* Input:
......
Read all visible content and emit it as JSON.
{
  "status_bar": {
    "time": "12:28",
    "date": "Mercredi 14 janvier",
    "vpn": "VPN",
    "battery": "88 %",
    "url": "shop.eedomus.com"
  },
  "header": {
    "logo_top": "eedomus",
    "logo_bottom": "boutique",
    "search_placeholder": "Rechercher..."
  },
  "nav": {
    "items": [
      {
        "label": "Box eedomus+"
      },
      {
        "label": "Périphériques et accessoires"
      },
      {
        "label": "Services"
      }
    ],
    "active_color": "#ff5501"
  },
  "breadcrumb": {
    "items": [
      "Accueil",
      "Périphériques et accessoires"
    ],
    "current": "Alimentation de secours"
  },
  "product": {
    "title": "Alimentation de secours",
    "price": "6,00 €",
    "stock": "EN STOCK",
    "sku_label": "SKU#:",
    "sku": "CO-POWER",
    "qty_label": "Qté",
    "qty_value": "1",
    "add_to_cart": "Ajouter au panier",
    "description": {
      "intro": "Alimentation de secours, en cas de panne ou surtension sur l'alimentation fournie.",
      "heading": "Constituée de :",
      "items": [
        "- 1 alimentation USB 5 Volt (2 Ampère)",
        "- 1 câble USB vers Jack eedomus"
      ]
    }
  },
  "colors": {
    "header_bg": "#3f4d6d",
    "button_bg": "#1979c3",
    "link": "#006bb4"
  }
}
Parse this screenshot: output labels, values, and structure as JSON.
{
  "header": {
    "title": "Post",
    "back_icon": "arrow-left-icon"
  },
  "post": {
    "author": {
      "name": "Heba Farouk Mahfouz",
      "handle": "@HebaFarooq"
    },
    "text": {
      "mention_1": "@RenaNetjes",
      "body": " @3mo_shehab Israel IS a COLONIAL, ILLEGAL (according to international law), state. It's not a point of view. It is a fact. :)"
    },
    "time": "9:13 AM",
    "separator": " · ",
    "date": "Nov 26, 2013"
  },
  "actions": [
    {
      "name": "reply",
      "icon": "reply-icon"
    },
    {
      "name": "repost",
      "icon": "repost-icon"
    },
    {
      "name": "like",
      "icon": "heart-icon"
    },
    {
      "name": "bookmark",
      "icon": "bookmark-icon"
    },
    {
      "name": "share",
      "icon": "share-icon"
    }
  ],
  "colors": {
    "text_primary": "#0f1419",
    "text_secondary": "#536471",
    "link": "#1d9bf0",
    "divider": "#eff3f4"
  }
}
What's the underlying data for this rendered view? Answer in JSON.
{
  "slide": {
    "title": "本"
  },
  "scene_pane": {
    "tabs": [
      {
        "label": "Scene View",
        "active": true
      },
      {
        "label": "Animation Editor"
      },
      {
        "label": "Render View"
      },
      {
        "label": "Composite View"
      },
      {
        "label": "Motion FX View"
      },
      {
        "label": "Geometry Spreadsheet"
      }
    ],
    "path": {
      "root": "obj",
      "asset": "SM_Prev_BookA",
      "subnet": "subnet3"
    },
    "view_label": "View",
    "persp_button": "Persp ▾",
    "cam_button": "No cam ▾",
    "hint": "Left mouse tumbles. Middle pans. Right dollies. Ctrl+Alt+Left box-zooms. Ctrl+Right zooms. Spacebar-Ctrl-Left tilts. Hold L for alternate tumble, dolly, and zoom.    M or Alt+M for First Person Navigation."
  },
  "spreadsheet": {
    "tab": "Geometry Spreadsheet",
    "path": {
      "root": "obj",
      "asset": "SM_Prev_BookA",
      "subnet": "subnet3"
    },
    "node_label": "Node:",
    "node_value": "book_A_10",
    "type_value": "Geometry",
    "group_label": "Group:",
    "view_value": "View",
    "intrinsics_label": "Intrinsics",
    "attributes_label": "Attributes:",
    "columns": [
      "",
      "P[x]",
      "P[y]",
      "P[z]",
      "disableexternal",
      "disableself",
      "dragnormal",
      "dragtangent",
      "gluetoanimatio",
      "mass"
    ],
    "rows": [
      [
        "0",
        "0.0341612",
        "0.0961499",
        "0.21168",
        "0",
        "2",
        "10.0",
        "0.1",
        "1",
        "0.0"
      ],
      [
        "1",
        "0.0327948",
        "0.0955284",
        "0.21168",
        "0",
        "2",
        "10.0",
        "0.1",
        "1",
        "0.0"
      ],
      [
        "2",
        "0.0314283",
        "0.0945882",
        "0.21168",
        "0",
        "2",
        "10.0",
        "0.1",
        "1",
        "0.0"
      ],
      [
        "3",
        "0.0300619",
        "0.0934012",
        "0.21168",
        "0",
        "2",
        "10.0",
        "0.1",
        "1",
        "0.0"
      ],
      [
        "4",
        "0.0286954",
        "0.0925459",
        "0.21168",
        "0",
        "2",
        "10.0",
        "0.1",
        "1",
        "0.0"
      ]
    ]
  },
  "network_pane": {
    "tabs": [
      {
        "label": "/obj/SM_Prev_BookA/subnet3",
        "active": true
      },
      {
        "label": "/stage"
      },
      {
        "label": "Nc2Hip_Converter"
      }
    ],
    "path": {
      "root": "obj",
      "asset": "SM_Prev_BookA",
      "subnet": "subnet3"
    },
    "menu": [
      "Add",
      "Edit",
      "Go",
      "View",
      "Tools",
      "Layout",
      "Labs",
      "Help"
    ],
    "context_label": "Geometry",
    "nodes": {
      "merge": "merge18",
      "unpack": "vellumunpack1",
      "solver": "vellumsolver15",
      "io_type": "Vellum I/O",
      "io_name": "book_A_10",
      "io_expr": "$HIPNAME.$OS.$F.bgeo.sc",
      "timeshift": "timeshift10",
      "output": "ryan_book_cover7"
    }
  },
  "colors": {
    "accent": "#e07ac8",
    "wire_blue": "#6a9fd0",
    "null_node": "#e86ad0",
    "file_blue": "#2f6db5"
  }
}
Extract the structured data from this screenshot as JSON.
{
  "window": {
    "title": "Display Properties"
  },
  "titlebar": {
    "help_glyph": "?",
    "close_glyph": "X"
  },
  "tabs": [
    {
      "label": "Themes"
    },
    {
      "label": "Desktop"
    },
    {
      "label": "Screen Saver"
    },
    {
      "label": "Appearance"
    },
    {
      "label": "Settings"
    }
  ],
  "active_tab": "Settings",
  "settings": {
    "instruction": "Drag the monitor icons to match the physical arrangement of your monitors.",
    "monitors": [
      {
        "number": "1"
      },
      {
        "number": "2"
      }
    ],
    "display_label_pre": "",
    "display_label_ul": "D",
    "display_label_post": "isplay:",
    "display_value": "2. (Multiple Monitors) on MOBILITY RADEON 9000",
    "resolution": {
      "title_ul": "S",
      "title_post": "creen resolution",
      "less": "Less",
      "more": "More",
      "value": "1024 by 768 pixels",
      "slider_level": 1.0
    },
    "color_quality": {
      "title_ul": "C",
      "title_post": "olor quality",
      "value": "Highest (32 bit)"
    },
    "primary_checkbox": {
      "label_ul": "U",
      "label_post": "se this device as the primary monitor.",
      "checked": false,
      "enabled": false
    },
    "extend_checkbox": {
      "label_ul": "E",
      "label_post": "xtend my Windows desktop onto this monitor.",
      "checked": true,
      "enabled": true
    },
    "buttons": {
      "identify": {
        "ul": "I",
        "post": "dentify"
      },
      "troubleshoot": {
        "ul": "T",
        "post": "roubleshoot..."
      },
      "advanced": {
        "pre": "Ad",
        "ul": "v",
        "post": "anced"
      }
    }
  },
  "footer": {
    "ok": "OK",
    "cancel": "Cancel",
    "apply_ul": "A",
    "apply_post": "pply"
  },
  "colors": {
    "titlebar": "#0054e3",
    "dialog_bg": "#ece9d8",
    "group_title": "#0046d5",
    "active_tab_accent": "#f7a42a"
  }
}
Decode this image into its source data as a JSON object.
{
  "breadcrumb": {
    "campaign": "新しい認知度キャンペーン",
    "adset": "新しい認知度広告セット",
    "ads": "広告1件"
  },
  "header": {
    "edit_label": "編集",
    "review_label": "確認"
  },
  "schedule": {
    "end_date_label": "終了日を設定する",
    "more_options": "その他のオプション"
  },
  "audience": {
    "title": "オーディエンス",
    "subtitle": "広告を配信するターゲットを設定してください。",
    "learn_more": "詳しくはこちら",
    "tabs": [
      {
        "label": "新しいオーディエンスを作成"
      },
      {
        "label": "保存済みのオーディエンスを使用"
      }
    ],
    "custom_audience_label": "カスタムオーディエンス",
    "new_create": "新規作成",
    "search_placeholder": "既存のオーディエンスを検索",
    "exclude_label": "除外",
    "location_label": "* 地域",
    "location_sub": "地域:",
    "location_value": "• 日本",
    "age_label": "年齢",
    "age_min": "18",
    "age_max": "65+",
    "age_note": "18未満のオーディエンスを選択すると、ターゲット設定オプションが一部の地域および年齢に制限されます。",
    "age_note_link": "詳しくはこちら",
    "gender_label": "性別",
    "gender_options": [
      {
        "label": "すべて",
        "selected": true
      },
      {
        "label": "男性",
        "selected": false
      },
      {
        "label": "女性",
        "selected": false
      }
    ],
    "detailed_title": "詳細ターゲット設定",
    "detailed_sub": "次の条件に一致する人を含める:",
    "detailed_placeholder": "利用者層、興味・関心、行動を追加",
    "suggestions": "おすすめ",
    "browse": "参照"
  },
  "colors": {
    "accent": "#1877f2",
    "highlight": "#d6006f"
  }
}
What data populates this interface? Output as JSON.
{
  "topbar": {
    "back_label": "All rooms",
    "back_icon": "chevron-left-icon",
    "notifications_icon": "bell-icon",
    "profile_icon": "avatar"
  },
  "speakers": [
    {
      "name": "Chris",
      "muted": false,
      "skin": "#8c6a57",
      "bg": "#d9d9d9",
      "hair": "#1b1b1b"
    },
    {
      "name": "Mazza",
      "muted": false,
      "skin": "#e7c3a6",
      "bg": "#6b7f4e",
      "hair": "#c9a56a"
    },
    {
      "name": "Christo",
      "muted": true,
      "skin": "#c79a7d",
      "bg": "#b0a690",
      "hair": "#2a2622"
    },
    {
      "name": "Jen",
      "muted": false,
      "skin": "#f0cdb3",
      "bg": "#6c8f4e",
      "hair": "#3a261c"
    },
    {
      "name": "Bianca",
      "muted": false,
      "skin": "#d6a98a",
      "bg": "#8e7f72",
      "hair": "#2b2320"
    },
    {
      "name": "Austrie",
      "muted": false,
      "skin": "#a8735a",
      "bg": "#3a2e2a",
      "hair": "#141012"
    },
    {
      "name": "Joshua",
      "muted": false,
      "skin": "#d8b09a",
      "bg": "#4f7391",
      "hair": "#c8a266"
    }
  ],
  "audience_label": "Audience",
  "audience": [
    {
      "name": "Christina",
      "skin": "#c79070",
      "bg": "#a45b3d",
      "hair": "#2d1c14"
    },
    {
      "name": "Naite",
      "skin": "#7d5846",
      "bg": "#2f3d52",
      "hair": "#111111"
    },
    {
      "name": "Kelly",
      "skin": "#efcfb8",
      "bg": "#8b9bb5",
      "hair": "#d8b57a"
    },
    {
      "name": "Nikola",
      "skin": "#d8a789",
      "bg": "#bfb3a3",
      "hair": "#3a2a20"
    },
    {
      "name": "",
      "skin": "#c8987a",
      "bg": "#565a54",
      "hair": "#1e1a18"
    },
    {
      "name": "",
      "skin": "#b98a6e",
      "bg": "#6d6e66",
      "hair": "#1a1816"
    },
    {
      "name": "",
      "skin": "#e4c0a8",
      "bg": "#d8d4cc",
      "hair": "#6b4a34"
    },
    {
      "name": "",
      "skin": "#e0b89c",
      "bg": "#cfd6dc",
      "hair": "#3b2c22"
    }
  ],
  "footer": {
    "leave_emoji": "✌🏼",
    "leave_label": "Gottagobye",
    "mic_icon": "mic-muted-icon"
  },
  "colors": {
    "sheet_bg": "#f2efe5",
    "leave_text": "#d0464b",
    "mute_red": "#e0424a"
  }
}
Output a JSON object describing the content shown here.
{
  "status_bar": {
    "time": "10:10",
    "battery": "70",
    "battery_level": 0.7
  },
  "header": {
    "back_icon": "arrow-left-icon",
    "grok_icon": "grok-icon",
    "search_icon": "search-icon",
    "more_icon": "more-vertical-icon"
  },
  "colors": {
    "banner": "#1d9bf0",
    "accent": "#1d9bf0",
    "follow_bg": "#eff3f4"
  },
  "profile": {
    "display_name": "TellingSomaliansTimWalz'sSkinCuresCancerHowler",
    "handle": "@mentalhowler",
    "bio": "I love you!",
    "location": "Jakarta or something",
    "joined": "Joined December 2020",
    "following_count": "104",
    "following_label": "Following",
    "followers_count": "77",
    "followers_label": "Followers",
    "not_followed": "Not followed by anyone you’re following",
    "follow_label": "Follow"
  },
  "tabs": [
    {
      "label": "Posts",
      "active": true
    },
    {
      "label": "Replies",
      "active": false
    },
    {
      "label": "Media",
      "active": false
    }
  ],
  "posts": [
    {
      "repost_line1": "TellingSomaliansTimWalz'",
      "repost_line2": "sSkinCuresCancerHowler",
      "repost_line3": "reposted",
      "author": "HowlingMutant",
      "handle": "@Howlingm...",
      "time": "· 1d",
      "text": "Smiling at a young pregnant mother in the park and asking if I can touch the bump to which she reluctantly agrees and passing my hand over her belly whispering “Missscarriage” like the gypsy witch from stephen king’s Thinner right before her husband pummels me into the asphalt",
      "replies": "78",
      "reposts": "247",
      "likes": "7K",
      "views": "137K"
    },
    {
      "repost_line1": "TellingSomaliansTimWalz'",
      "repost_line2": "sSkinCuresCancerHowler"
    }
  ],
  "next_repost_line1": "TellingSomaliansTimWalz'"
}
......
* Instruction:
Search the entries for the word "resolution", then gather every line that has it.

* Reply:
    "resolution": {
      "title_post": "creen resolution",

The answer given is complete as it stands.